**EXERCISE TASK**
Calculate how many lines in the following records hold the word "punta", and report that number without comment.

**DATA EXTRACT**
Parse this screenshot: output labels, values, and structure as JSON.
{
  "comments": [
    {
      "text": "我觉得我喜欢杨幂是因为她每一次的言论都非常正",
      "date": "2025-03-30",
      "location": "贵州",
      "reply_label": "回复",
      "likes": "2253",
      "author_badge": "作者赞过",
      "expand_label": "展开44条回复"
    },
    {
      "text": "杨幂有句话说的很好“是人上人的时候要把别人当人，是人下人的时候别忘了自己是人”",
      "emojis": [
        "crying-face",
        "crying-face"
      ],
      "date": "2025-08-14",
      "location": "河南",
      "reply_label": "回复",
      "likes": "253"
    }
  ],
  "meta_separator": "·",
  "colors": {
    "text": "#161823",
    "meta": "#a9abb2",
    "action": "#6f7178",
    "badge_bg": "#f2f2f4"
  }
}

==

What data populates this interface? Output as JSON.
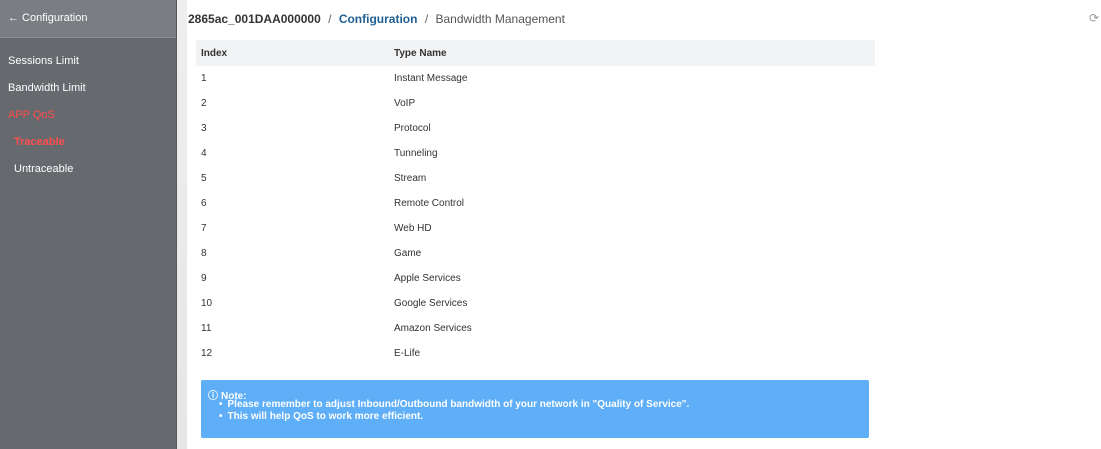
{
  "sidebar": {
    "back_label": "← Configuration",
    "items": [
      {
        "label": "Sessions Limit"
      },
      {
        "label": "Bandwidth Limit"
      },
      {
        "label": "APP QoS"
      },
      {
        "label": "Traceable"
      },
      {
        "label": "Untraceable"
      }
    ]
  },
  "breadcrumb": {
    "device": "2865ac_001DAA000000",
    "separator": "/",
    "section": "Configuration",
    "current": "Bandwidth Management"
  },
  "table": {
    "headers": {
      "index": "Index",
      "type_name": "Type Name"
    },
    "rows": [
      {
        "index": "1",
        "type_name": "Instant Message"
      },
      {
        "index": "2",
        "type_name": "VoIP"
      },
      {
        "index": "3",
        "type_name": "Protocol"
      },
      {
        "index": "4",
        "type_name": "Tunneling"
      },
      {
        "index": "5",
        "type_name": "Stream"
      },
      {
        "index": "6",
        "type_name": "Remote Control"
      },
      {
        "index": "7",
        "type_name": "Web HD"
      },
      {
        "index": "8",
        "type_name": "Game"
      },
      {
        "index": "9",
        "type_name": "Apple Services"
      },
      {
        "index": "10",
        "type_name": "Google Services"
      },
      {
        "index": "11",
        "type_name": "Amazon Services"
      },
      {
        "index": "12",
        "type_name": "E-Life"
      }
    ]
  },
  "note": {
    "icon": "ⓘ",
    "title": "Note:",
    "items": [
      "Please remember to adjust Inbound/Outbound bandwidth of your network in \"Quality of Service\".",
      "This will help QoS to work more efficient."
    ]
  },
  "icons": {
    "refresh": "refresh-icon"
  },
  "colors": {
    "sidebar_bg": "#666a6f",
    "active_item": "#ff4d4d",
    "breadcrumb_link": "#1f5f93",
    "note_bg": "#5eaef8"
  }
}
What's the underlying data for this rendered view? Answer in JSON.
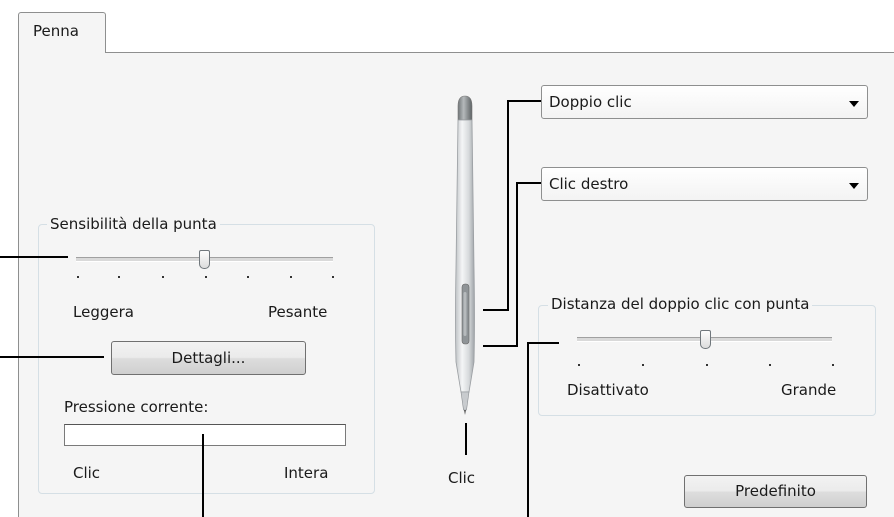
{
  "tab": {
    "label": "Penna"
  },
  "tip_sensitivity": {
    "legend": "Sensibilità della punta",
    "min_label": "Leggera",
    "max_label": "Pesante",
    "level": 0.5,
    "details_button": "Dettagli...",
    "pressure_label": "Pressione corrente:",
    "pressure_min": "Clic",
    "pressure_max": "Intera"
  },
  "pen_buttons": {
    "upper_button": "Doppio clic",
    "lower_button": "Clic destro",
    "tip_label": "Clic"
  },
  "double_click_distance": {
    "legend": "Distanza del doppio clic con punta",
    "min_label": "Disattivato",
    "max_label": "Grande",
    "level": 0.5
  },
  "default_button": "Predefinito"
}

**COMPLETE ANSWER**
2